§ Given exercise: Can you return each of the following rows exactly as it appears, character for character?
______
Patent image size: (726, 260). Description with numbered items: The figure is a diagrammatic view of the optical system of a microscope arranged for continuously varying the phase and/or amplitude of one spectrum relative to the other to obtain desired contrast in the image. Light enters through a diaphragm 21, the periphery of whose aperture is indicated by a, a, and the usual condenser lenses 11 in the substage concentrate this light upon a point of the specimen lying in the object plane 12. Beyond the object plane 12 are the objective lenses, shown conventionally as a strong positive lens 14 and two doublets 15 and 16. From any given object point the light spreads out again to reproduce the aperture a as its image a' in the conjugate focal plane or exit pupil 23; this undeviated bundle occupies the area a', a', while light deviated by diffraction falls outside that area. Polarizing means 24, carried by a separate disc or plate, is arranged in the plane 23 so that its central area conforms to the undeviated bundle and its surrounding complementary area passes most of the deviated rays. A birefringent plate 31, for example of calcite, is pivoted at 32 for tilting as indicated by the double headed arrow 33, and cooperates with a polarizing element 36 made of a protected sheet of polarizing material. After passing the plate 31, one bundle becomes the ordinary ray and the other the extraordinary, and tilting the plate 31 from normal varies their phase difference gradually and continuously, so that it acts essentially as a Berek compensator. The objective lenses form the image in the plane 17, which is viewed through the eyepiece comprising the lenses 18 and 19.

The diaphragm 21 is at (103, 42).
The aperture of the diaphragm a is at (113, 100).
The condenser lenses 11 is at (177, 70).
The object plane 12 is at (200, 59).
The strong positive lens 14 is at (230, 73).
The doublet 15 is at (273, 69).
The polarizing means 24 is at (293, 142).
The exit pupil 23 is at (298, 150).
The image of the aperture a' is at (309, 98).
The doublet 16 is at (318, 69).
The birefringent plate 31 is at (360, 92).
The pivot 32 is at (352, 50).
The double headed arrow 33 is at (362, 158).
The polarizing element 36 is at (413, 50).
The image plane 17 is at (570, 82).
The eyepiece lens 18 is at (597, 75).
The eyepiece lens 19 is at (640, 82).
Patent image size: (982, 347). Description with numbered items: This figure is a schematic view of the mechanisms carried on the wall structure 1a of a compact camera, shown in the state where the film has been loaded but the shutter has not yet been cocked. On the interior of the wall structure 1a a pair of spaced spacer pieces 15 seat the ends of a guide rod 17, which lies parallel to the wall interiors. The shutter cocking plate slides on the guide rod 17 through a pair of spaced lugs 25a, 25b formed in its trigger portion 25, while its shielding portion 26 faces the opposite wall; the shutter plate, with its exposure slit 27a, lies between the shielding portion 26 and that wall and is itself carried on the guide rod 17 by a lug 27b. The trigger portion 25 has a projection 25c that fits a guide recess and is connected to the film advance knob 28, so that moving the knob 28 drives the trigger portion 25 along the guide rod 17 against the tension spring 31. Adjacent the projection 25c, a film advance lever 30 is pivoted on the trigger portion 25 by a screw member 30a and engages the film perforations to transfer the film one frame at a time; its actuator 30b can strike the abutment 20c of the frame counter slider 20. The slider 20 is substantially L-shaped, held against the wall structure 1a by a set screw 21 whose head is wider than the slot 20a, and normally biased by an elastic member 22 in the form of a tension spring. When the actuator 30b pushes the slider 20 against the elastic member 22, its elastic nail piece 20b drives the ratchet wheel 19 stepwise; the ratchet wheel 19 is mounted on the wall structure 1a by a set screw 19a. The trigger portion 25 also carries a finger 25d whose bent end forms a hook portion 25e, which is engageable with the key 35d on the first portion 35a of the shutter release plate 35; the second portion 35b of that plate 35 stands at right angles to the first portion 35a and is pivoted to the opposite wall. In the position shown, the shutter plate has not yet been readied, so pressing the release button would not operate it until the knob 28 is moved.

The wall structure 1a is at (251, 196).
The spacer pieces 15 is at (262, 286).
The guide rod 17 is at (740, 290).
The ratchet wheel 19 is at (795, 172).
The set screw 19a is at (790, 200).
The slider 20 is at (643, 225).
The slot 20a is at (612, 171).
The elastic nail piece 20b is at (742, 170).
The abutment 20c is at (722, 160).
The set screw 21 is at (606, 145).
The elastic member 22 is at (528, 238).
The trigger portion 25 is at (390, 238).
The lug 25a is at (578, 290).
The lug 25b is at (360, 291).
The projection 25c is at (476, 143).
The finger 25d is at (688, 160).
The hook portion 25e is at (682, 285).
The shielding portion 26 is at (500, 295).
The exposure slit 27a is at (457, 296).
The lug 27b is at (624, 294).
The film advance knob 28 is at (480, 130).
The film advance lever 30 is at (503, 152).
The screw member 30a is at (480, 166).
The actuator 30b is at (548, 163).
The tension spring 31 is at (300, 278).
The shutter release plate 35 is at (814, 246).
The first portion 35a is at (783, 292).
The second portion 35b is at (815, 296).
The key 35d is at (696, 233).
______
§ Complete answer:
Patent image size: (726, 260). Description with numbered items: The figure is a diagrammatic view of the optical system of a microscope arranged for continuously varying the phase and/or amplitude of one spectrum relative to the other to obtain desired contrast in the image. Light enters through a diaphragm 21, the periphery of whose aperture is indicated by a, a, and the usual condenser lenses 11 in the substage concentrate this light upon a point of the specimen lying in the object plane 12. Beyond the object plane 12 are the objective lenses, shown conventionally as a strong positive lens 14 and two doublets 15 and 16. From any given object point the light spreads out again to reproduce the aperture a as its image a' in the conjugate focal plane or exit pupil 23; this undeviated bundle occupies the area a', a', while light deviated by diffraction falls outside that area. Polarizing means 24, carried by a separate disc or plate, is arranged in the plane 23 so that its central area conforms to the undeviated bundle and its surrounding complementary area passes most of the deviated rays. A birefringent plate 31, for example of calcite, is pivoted at 32 for tilting as indicated by the double headed arrow 33, and cooperates with a polarizing element 36 made of a protected sheet of polarizing material. After passing the plate 31, one bundle becomes the ordinary ray and the other the extraordinary, and tilting the plate 31 from normal varies their phase difference gradually and continuously, so that it acts essentially as a Berek compensator. The objective lenses form the image in the plane 17, which is viewed through the eyepiece comprising the lenses 18 and 19.

The diaphragm 21 is at (103, 42).
The aperture of the diaphragm a is at (113, 100).
The condenser lenses 11 is at (177, 70).
The object plane 12 is at (200, 59).
The strong positive lens 14 is at (230, 73).
The doublet 15 is at (273, 69).
The polarizing means 24 is at (293, 142).
The exit pupil 23 is at (298, 150).
The image of the aperture a' is at (309, 98).
The doublet 16 is at (318, 69).
The birefringent plate 31 is at (360, 92).
The pivot 32 is at (352, 50).
The double headed arrow 33 is at (362, 158).
The polarizing element 36 is at (413, 50).
The image plane 17 is at (570, 82).
The eyepiece lens 18 is at (597, 75).
The eyepiece lens 19 is at (640, 82).
Patent image size: (982, 347). Description with numbered items: This figure is a schematic view of the mechanisms carried on the wall structure 1a of a compact camera, shown in the state where the film has been loaded but the shutter has not yet been cocked. On the interior of the wall structure 1a a pair of spaced spacer pieces 15 seat the ends of a guide rod 17, which lies parallel to the wall interiors. The shutter cocking plate slides on the guide rod 17 through a pair of spaced lugs 25a, 25b formed in its trigger portion 25, while its shielding portion 26 faces the opposite wall; the shutter plate, with its exposure slit 27a, lies between the shielding portion 26 and that wall and is itself carried on the guide rod 17 by a lug 27b. The trigger portion 25 has a projection 25c that fits a guide recess and is connected to the film advance knob 28, so that moving the knob 28 drives the trigger portion 25 along the guide rod 17 against the tension spring 31. Adjacent the projection 25c, a film advance lever 30 is pivoted on the trigger portion 25 by a screw member 30a and engages the film perforations to transfer the film one frame at a time; its actuator 30b can strike the abutment 20c of the frame counter slider 20. The slider 20 is substantially L-shaped, held against the wall structure 1a by a set screw 21 whose head is wider than the slot 20a, and normally biased by an elastic member 22 in the form of a tension spring. When the actuator 30b pushes the slider 20 against the elastic member 22, its elastic nail piece 20b drives the ratchet wheel 19 stepwise; the ratchet wheel 19 is mounted on the wall structure 1a by a set screw 19a. The trigger portion 25 also carries a finger 25d whose bent end forms a hook portion 25e, which is engageable with the key 35d on the first portion 35a of the shutter release plate 35; the second portion 35b of that plate 35 stands at right angles to the first portion 35a and is pivoted to the opposite wall. In the position shown, the shutter plate has not yet been readied, so pressing the release button would not operate it until the knob 28 is moved.

The wall structure 1a is at (251, 196).
The spacer pieces 15 is at (262, 286).
The guide rod 17 is at (740, 290).
The ratchet wheel 19 is at (795, 172).
The set screw 19a is at (790, 200).
The slider 20 is at (643, 225).
The slot 20a is at (612, 171).
The elastic nail piece 20b is at (742, 170).
The abutment 20c is at (722, 160).
The set screw 21 is at (606, 145).
The elastic member 22 is at (528, 238).
The trigger portion 25 is at (390, 238).
The lug 25a is at (578, 290).
The lug 25b is at (360, 291).
The projection 25c is at (476, 143).
The finger 25d is at (688, 160).
The hook portion 25e is at (682, 285).
The shielding portion 26 is at (500, 295).
The exposure slit 27a is at (457, 296).
The lug 27b is at (624, 294).
The film advance knob 28 is at (480, 130).
The film advance lever 30 is at (503, 152).
The screw member 30a is at (480, 166).
The actuator 30b is at (548, 163).
The tension spring 31 is at (300, 278).
The shutter release plate 35 is at (814, 246).
The first portion 35a is at (783, 292).
The second portion 35b is at (815, 296).
The key 35d is at (696, 233).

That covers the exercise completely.